#### WORK REQUIRED
Compile every line that includes the word "tohoto".
--- Start STORED ROWS ---
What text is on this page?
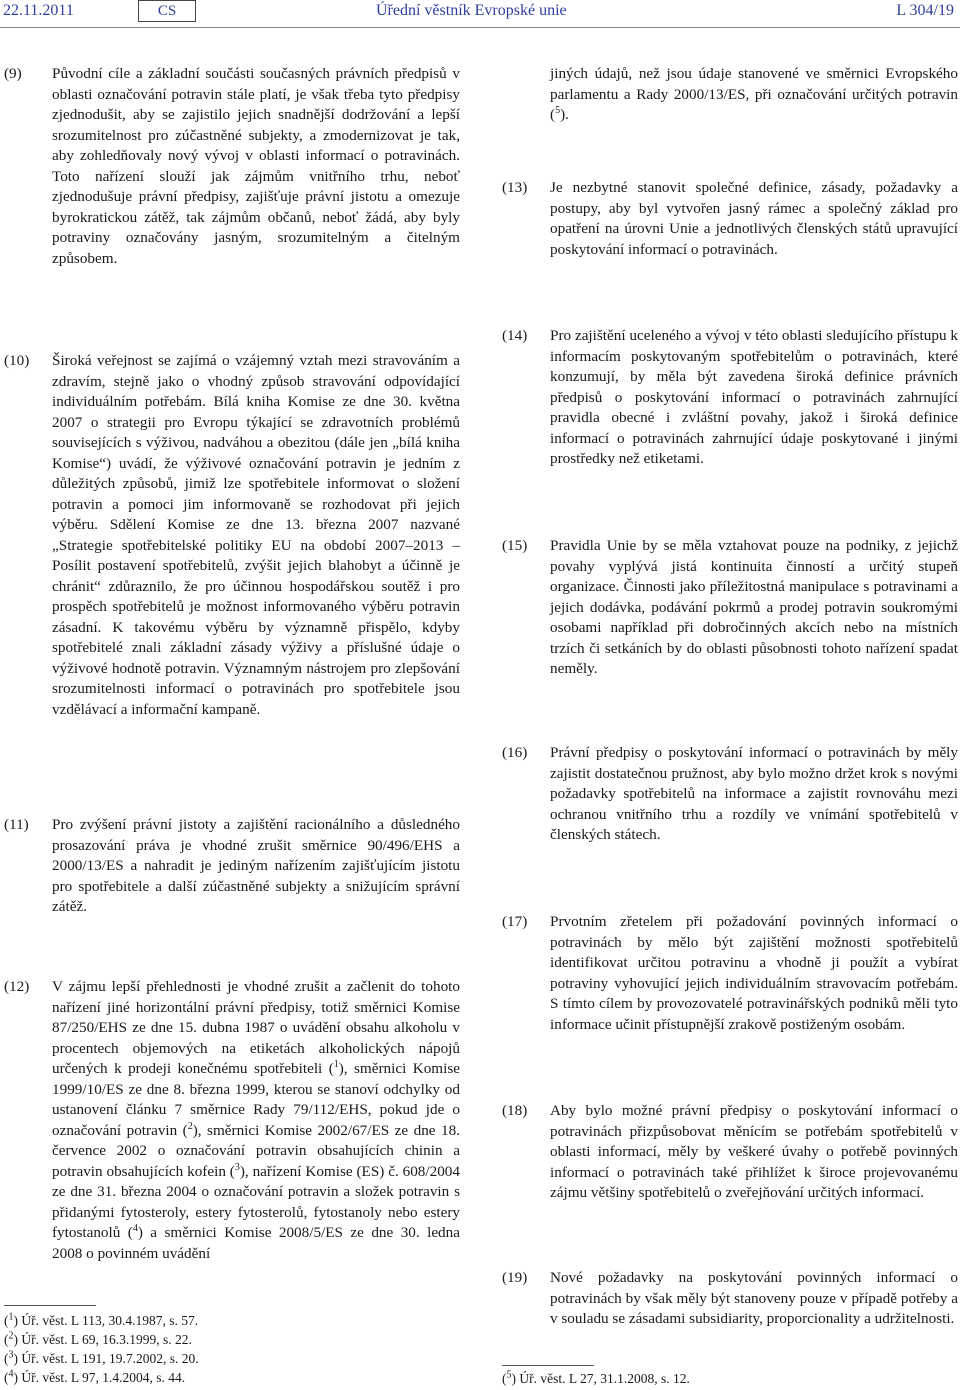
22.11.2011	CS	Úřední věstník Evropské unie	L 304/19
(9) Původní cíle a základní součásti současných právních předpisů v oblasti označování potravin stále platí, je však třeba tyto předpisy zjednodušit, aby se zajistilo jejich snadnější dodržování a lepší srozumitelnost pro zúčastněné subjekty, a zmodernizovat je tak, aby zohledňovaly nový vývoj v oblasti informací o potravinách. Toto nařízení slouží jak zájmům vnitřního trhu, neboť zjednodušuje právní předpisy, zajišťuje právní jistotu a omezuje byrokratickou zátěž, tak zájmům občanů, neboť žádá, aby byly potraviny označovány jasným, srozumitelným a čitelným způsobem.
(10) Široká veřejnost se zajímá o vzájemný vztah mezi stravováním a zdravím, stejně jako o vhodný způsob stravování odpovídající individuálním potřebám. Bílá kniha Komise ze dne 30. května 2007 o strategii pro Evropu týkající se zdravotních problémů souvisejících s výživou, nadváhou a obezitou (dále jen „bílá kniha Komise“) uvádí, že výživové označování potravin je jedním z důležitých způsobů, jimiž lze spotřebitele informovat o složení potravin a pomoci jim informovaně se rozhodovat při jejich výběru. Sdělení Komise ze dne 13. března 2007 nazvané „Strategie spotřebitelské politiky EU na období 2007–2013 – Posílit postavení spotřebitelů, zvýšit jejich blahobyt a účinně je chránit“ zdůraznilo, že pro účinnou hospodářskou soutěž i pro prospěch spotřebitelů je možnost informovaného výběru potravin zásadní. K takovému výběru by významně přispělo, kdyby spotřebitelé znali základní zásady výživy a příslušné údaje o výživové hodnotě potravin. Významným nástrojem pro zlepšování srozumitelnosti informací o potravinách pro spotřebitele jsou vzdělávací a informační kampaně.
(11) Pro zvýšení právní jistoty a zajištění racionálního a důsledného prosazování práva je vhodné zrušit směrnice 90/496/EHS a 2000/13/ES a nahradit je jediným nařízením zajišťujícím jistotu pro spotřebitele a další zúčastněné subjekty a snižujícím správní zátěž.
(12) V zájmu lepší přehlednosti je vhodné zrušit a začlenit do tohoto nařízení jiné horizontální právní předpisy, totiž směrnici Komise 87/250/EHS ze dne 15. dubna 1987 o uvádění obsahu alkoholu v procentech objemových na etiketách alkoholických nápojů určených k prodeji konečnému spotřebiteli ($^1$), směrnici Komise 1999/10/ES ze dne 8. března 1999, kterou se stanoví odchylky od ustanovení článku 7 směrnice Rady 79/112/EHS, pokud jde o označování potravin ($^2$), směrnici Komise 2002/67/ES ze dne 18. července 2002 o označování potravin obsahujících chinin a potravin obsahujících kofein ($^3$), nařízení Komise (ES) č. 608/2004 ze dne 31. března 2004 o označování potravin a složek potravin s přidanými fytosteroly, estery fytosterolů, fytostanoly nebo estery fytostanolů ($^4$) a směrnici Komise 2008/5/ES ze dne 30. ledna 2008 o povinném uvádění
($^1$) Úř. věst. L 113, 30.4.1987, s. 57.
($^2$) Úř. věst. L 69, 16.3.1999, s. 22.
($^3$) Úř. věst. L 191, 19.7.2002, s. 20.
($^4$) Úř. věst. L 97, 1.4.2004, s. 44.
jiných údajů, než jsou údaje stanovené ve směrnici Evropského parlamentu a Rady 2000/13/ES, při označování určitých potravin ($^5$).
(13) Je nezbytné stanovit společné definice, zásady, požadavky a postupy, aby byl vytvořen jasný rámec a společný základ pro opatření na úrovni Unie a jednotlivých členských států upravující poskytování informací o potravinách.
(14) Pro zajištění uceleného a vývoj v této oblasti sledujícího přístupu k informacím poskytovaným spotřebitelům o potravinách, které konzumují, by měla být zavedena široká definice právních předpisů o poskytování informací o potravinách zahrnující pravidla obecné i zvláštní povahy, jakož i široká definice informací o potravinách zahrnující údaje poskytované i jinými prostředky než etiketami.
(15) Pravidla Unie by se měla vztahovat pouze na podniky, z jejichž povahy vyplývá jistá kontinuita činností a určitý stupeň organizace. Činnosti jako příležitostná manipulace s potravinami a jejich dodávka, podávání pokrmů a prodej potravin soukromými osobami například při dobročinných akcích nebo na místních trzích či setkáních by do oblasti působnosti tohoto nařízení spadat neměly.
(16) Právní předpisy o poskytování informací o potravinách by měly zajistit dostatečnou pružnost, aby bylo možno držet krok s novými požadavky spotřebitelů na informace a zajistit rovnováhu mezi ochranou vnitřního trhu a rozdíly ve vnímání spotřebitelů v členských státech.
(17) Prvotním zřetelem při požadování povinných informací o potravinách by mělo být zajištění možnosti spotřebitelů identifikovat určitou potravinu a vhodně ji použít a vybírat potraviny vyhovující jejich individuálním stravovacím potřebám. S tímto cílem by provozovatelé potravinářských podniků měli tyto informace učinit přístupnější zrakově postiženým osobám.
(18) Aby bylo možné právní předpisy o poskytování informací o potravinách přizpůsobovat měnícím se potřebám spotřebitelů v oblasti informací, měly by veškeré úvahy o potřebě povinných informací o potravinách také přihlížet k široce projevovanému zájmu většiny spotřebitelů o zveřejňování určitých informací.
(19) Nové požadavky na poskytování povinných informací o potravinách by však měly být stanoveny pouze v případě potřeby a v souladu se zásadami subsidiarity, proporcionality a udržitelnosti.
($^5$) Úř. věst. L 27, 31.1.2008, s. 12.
--- End STORED ROWS ---
--- Start STORED ROWS ---
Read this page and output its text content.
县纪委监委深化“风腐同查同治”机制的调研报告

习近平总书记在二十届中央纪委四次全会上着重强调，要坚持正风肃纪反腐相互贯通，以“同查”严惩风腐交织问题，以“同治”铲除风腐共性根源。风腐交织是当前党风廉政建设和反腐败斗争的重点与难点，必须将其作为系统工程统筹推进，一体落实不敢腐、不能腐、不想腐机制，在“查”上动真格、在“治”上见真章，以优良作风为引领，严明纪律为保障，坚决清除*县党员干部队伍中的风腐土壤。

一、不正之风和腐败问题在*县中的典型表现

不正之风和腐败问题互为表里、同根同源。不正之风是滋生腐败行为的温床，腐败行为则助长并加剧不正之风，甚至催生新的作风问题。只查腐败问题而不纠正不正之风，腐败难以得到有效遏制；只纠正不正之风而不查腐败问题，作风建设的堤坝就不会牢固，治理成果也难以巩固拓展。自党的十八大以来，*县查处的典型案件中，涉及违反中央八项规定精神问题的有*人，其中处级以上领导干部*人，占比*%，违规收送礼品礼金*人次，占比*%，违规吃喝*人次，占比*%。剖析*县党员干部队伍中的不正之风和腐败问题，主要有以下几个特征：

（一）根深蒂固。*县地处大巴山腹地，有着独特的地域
--- End STORED ROWS ---
#### SOLUTION TO THIS TASK
(12) V zájmu lepší přehlednosti je vhodné zrušit a začlenit do tohoto nařízení jiné horizontální právní předpisy, totiž směrnici Komise 87/250/EHS ze dne 15. dubna 1987 o uvádění obsahu alkoholu v procentech objemových na etiketách alkoholických nápojů určených k prodeji konečnému spotřebiteli ($^1$), směrnici Komise 1999/10/ES ze dne 8. března 1999, kterou se stanoví odchylky od ustanovení článku 7 směrnice Rady 79/112/EHS, pokud jde o označování potravin ($^2$), směrnici Komise 2002/67/ES ze dne 18. července 2002 o označování potravin obsahujících chinin a potravin obsahujících kofein ($^3$), nařízení Komise (ES) č. 608/2004 ze dne 31. března 2004 o označování potravin a složek potravin s přidanými fytosteroly, estery fytosterolů, fytostanoly nebo estery fytostanolů ($^4$) a směrnici Komise 2008/5/ES ze dne 30. ledna 2008 o povinném uvádění
(15) Pravidla Unie by se měla vztahovat pouze na podniky, z jejichž povahy vyplývá jistá kontinuita činností a určitý stupeň organizace. Činnosti jako příležitostná manipulace s potravinami a jejich dodávka, podávání pokrmů a prodej potravin soukromými osobami například při dobročinných akcích nebo na místních trzích či setkáních by do oblasti působnosti tohoto nařízení spadat neměly.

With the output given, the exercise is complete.